● Task to carry out
Below are some records; return each one exactly.

>> start

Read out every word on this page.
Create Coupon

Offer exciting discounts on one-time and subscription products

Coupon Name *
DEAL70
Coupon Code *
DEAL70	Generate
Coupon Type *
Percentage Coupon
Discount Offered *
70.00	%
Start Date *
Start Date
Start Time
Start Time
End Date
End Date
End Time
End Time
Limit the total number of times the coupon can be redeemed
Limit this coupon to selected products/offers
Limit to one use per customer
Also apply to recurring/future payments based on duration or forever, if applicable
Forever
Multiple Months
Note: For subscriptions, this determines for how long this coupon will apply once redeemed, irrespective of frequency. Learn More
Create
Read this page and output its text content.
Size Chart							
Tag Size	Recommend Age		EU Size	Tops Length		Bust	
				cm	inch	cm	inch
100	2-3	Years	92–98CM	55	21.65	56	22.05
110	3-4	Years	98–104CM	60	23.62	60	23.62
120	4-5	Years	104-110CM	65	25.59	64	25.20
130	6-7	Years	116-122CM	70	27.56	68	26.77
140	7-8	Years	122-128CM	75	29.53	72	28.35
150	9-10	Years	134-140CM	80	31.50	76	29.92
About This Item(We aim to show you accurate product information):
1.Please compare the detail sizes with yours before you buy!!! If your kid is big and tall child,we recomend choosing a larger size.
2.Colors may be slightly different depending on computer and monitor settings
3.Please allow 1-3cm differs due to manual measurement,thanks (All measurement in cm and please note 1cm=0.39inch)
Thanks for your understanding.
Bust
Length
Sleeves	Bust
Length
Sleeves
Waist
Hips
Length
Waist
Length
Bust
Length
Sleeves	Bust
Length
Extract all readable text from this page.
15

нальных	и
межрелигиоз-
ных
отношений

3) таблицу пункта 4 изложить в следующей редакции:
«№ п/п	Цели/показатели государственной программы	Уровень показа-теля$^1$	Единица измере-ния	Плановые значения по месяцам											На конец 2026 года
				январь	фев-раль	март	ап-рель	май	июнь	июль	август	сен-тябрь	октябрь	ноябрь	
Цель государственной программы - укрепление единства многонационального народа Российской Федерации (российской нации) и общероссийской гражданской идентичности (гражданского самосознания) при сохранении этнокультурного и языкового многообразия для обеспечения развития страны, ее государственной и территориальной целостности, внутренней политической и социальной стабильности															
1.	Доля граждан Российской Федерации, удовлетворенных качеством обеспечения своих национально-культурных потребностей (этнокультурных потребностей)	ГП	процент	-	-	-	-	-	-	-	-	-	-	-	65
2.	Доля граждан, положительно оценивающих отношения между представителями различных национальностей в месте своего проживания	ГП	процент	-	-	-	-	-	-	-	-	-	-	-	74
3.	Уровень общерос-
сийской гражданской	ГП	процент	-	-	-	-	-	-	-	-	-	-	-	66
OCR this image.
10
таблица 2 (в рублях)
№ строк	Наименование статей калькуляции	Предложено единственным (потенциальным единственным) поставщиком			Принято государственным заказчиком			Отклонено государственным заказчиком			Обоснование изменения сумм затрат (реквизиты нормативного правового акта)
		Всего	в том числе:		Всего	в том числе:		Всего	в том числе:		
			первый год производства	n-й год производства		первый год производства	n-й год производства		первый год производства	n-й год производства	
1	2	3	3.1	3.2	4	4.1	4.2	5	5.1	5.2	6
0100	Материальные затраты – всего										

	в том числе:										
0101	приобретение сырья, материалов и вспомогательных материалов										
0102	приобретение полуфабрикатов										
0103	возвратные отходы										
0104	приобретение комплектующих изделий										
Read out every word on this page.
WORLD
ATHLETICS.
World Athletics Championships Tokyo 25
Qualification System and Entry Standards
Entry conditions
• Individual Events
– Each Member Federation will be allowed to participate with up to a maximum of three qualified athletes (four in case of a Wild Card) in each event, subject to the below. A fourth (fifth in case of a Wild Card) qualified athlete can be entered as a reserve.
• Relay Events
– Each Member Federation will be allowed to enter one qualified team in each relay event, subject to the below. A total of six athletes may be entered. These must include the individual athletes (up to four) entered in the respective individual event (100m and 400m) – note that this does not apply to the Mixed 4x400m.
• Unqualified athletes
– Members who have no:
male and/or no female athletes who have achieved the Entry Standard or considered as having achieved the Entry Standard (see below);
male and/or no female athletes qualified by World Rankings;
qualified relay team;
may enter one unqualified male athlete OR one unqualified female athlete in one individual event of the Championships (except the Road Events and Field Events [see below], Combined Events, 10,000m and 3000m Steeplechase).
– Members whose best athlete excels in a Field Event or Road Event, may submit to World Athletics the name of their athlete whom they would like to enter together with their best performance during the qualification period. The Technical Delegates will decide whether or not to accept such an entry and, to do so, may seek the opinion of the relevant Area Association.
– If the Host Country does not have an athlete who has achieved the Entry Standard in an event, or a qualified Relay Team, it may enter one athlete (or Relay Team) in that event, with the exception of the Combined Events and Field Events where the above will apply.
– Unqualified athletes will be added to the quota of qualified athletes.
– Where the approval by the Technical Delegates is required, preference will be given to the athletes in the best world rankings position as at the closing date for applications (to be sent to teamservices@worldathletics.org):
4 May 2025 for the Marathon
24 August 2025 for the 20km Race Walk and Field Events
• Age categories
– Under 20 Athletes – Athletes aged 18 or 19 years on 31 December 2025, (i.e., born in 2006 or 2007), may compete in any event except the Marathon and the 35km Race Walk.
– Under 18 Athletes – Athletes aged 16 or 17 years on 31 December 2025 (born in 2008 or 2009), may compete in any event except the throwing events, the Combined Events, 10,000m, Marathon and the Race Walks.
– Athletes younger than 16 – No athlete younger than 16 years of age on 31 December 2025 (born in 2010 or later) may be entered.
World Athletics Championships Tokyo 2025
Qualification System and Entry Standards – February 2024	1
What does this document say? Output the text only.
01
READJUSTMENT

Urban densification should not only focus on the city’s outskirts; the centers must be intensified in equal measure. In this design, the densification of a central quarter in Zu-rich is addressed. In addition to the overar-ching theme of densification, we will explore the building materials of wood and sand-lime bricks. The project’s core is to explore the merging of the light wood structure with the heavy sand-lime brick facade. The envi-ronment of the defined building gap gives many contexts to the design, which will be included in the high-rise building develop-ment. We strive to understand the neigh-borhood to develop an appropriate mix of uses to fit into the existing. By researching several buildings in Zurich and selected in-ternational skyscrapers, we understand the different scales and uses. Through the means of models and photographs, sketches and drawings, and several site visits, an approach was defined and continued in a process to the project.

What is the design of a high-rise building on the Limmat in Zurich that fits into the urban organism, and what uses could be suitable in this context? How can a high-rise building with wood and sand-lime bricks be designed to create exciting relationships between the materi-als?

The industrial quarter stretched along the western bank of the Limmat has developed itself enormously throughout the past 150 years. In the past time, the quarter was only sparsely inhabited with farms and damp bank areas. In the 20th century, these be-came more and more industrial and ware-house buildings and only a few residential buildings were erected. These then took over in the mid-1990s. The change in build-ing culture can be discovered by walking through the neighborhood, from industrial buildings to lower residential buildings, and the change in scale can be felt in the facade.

>> end

● Finished task
Read out every word on this page.
Create Coupon

Offer exciting discounts on one-time and subscription products

Coupon Name *
DEAL70
Coupon Code *
DEAL70	Generate
Coupon Type *
Percentage Coupon
Discount Offered *
70.00	%
Start Date *
Start Date
Start Time
Start Time
End Date
End Date
End Time
End Time
Limit the total number of times the coupon can be redeemed
Limit this coupon to selected products/offers
Limit to one use per customer
Also apply to recurring/future payments based on duration or forever, if applicable
Forever
Multiple Months
Note: For subscriptions, this determines for how long this coupon will apply once redeemed, irrespective of frequency. Learn More
Create
Read this page and output its text content.
Size Chart							
Tag Size	Recommend Age		EU Size	Tops Length		Bust	
				cm	inch	cm	inch
100	2-3	Years	92–98CM	55	21.65	56	22.05
110	3-4	Years	98–104CM	60	23.62	60	23.62
120	4-5	Years	104-110CM	65	25.59	64	25.20
130	6-7	Years	116-122CM	70	27.56	68	26.77
140	7-8	Years	122-128CM	75	29.53	72	28.35
150	9-10	Years	134-140CM	80	31.50	76	29.92
About This Item(We aim to show you accurate product information):
1.Please compare the detail sizes with yours before you buy!!! If your kid is big and tall child,we recomend choosing a larger size.
2.Colors may be slightly different depending on computer and monitor settings
3.Please allow 1-3cm differs due to manual measurement,thanks (All measurement in cm and please note 1cm=0.39inch)
Thanks for your understanding.
Bust
Length
Sleeves	Bust
Length
Sleeves
Waist
Hips
Length
Waist
Length
Bust
Length
Sleeves	Bust
Length
Extract all readable text from this page.
15

нальных	и
межрелигиоз-
ных
отношений

3) таблицу пункта 4 изложить в следующей редакции:
«№ п/п	Цели/показатели государственной программы	Уровень показа-теля$^1$	Единица измере-ния	Плановые значения по месяцам											На конец 2026 года
				январь	фев-раль	март	ап-рель	май	июнь	июль	август	сен-тябрь	октябрь	ноябрь	
Цель государственной программы - укрепление единства многонационального народа Российской Федерации (российской нации) и общероссийской гражданской идентичности (гражданского самосознания) при сохранении этнокультурного и языкового многообразия для обеспечения развития страны, ее государственной и территориальной целостности, внутренней политической и социальной стабильности															
1.	Доля граждан Российской Федерации, удовлетворенных качеством обеспечения своих национально-культурных потребностей (этнокультурных потребностей)	ГП	процент	-	-	-	-	-	-	-	-	-	-	-	65
2.	Доля граждан, положительно оценивающих отношения между представителями различных национальностей в месте своего проживания	ГП	процент	-	-	-	-	-	-	-	-	-	-	-	74
3.	Уровень общерос-
сийской гражданской	ГП	процент	-	-	-	-	-	-	-	-	-	-	-	66
OCR this image.
10
таблица 2 (в рублях)
№ строк	Наименование статей калькуляции	Предложено единственным (потенциальным единственным) поставщиком			Принято государственным заказчиком			Отклонено государственным заказчиком			Обоснование изменения сумм затрат (реквизиты нормативного правового акта)
		Всего	в том числе:		Всего	в том числе:		Всего	в том числе:		
			первый год производства	n-й год производства		первый год производства	n-й год производства		первый год производства	n-й год производства	
1	2	3	3.1	3.2	4	4.1	4.2	5	5.1	5.2	6
0100	Материальные затраты – всего										

	в том числе:										
0101	приобретение сырья, материалов и вспомогательных материалов										
0102	приобретение полуфабрикатов										
0103	возвратные отходы										
0104	приобретение комплектующих изделий										
Read out every word on this page.
WORLD
ATHLETICS.
World Athletics Championships Tokyo 25
Qualification System and Entry Standards
Entry conditions
• Individual Events
– Each Member Federation will be allowed to participate with up to a maximum of three qualified athletes (four in case of a Wild Card) in each event, subject to the below. A fourth (fifth in case of a Wild Card) qualified athlete can be entered as a reserve.
• Relay Events
– Each Member Federation will be allowed to enter one qualified team in each relay event, subject to the below. A total of six athletes may be entered. These must include the individual athletes (up to four) entered in the respective individual event (100m and 400m) – note that this does not apply to the Mixed 4x400m.
• Unqualified athletes
– Members who have no:
male and/or no female athletes who have achieved the Entry Standard or considered as having achieved the Entry Standard (see below);
male and/or no female athletes qualified by World Rankings;
qualified relay team;
may enter one unqualified male athlete OR one unqualified female athlete in one individual event of the Championships (except the Road Events and Field Events [see below], Combined Events, 10,000m and 3000m Steeplechase).
– Members whose best athlete excels in a Field Event or Road Event, may submit to World Athletics the name of their athlete whom they would like to enter together with their best performance during the qualification period. The Technical Delegates will decide whether or not to accept such an entry and, to do so, may seek the opinion of the relevant Area Association.
– If the Host Country does not have an athlete who has achieved the Entry Standard in an event, or a qualified Relay Team, it may enter one athlete (or Relay Team) in that event, with the exception of the Combined Events and Field Events where the above will apply.
– Unqualified athletes will be added to the quota of qualified athletes.
– Where the approval by the Technical Delegates is required, preference will be given to the athletes in the best world rankings position as at the closing date for applications (to be sent to teamservices@worldathletics.org):
4 May 2025 for the Marathon
24 August 2025 for the 20km Race Walk and Field Events
• Age categories
– Under 20 Athletes – Athletes aged 18 or 19 years on 31 December 2025, (i.e., born in 2006 or 2007), may compete in any event except the Marathon and the 35km Race Walk.
– Under 18 Athletes – Athletes aged 16 or 17 years on 31 December 2025 (born in 2008 or 2009), may compete in any event except the throwing events, the Combined Events, 10,000m, Marathon and the Race Walks.
– Athletes younger than 16 – No athlete younger than 16 years of age on 31 December 2025 (born in 2010 or later) may be entered.
World Athletics Championships Tokyo 2025
Qualification System and Entry Standards – February 2024	1
What does this document say? Output the text only.
01
READJUSTMENT

Urban densification should not only focus on the city’s outskirts; the centers must be intensified in equal measure. In this design, the densification of a central quarter in Zu-rich is addressed. In addition to the overar-ching theme of densification, we will explore the building materials of wood and sand-lime bricks. The project’s core is to explore the merging of the light wood structure with the heavy sand-lime brick facade. The envi-ronment of the defined building gap gives many contexts to the design, which will be included in the high-rise building develop-ment. We strive to understand the neigh-borhood to develop an appropriate mix of uses to fit into the existing. By researching several buildings in Zurich and selected in-ternational skyscrapers, we understand the different scales and uses. Through the means of models and photographs, sketches and drawings, and several site visits, an approach was defined and continued in a process to the project.

What is the design of a high-rise building on the Limmat in Zurich that fits into the urban organism, and what uses could be suitable in this context? How can a high-rise building with wood and sand-lime bricks be designed to create exciting relationships between the materi-als?

The industrial quarter stretched along the western bank of the Limmat has developed itself enormously throughout the past 150 years. In the past time, the quarter was only sparsely inhabited with farms and damp bank areas. In the 20th century, these be-came more and more industrial and ware-house buildings and only a few residential buildings were erected. These then took over in the mid-1990s. The change in build-ing culture can be discovered by walking through the neighborhood, from industrial buildings to lower residential buildings, and the change in scale can be felt in the facade.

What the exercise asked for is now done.